--- start of EXERCISE INPUT ---

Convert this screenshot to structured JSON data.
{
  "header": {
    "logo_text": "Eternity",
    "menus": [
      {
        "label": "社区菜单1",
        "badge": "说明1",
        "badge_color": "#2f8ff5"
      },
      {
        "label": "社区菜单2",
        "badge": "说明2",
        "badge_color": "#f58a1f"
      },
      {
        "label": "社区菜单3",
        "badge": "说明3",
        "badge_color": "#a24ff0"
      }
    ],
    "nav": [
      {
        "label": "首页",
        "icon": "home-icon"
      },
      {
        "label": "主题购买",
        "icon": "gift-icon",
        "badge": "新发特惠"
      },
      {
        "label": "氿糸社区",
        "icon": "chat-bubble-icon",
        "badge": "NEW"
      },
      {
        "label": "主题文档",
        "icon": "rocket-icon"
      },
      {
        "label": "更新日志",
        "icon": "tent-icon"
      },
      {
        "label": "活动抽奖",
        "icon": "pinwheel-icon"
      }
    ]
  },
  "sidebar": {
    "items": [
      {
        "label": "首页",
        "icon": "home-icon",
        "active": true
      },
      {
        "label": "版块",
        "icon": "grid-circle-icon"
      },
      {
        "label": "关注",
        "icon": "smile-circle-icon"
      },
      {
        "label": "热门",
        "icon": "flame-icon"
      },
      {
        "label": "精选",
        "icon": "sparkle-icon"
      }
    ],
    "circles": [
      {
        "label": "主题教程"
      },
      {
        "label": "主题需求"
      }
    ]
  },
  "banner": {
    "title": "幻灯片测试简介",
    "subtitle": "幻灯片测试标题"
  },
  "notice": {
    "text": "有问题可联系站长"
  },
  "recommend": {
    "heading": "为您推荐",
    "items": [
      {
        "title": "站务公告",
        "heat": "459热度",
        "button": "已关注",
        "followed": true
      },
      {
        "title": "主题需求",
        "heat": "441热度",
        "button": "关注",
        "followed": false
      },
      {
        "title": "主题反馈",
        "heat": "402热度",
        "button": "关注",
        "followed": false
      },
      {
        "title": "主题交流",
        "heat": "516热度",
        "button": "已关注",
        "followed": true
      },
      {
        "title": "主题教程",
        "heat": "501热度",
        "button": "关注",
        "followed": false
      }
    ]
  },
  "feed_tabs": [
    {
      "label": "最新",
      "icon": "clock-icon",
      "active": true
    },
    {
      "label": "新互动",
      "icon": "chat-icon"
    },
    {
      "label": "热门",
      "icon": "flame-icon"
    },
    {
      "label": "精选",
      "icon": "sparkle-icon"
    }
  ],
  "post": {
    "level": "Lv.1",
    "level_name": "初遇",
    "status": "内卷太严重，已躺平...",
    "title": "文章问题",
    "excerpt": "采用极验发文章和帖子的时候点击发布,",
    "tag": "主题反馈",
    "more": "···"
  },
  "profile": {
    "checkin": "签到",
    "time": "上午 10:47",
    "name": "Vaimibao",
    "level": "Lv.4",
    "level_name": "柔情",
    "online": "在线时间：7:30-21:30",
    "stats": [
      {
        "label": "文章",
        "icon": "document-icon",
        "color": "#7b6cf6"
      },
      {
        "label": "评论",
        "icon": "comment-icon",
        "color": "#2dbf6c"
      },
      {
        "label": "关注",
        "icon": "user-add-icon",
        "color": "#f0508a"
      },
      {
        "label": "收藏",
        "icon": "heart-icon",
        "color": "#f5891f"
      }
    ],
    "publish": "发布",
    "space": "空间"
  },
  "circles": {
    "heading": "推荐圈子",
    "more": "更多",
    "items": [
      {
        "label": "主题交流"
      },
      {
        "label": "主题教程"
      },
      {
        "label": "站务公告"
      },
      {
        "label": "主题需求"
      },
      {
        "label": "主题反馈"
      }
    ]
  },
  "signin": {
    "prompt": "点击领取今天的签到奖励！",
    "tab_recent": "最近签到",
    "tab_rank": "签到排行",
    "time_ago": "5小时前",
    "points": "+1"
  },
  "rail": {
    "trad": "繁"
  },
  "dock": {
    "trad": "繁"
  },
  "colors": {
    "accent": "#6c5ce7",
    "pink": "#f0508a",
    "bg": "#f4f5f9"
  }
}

--- end of EXERCISE INPUT ---

TASK REQUIREMENTS
Copy all the entries verbatim.

OUTPUT OF THE TASK
Convert this screenshot to structured JSON data.
{
  "header": {
    "logo_text": "Eternity",
    "menus": [
      {
        "label": "社区菜单1",
        "badge": "说明1",
        "badge_color": "#2f8ff5"
      },
      {
        "label": "社区菜单2",
        "badge": "说明2",
        "badge_color": "#f58a1f"
      },
      {
        "label": "社区菜单3",
        "badge": "说明3",
        "badge_color": "#a24ff0"
      }
    ],
    "nav": [
      {
        "label": "首页",
        "icon": "home-icon"
      },
      {
        "label": "主题购买",
        "icon": "gift-icon",
        "badge": "新发特惠"
      },
      {
        "label": "氿糸社区",
        "icon": "chat-bubble-icon",
        "badge": "NEW"
      },
      {
        "label": "主题文档",
        "icon": "rocket-icon"
      },
      {
        "label": "更新日志",
        "icon": "tent-icon"
      },
      {
        "label": "活动抽奖",
        "icon": "pinwheel-icon"
      }
    ]
  },
  "sidebar": {
    "items": [
      {
        "label": "首页",
        "icon": "home-icon",
        "active": true
      },
      {
        "label": "版块",
        "icon": "grid-circle-icon"
      },
      {
        "label": "关注",
        "icon": "smile-circle-icon"
      },
      {
        "label": "热门",
        "icon": "flame-icon"
      },
      {
        "label": "精选",
        "icon": "sparkle-icon"
      }
    ],
    "circles": [
      {
        "label": "主题教程"
      },
      {
        "label": "主题需求"
      }
    ]
  },
  "banner": {
    "title": "幻灯片测试简介",
    "subtitle": "幻灯片测试标题"
  },
  "notice": {
    "text": "有问题可联系站长"
  },
  "recommend": {
    "heading": "为您推荐",
    "items": [
      {
        "title": "站务公告",
        "heat": "459热度",
        "button": "已关注",
        "followed": true
      },
      {
        "title": "主题需求",
        "heat": "441热度",
        "button": "关注",
        "followed": false
      },
      {
        "title": "主题反馈",
        "heat": "402热度",
        "button": "关注",
        "followed": false
      },
      {
        "title": "主题交流",
        "heat": "516热度",
        "button": "已关注",
        "followed": true
      },
      {
        "title": "主题教程",
        "heat": "501热度",
        "button": "关注",
        "followed": false
      }
    ]
  },
  "feed_tabs": [
    {
      "label": "最新",
      "icon": "clock-icon",
      "active": true
    },
    {
      "label": "新互动",
      "icon": "chat-icon"
    },
    {
      "label": "热门",
      "icon": "flame-icon"
    },
    {
      "label": "精选",
      "icon": "sparkle-icon"
    }
  ],
  "post": {
    "level": "Lv.1",
    "level_name": "初遇",
    "status": "内卷太严重，已躺平...",
    "title": "文章问题",
    "excerpt": "采用极验发文章和帖子的时候点击发布,",
    "tag": "主题反馈",
    "more": "···"
  },
  "profile": {
    "checkin": "签到",
    "time": "上午 10:47",
    "name": "Vaimibao",
    "level": "Lv.4",
    "level_name": "柔情",
    "online": "在线时间：7:30-21:30",
    "stats": [
      {
        "label": "文章",
        "icon": "document-icon",
        "color": "#7b6cf6"
      },
      {
        "label": "评论",
        "icon": "comment-icon",
        "color": "#2dbf6c"
      },
      {
        "label": "关注",
        "icon": "user-add-icon",
        "color": "#f0508a"
      },
      {
        "label": "收藏",
        "icon": "heart-icon",
        "color": "#f5891f"
      }
    ],
    "publish": "发布",
    "space": "空间"
  },
  "circles": {
    "heading": "推荐圈子",
    "more": "更多",
    "items": [
      {
        "label": "主题交流"
      },
      {
        "label": "主题教程"
      },
      {
        "label": "站务公告"
      },
      {
        "label": "主题需求"
      },
      {
        "label": "主题反馈"
      }
    ]
  },
  "signin": {
    "prompt": "点击领取今天的签到奖励！",
    "tab_recent": "最近签到",
    "tab_rank": "签到排行",
    "time_ago": "5小时前",
    "points": "+1"
  },
  "rail": {
    "trad": "繁"
  },
  "dock": {
    "trad": "繁"
  },
  "colors": {
    "accent": "#6c5ce7",
    "pink": "#f0508a",
    "bg": "#f4f5f9"
  }
}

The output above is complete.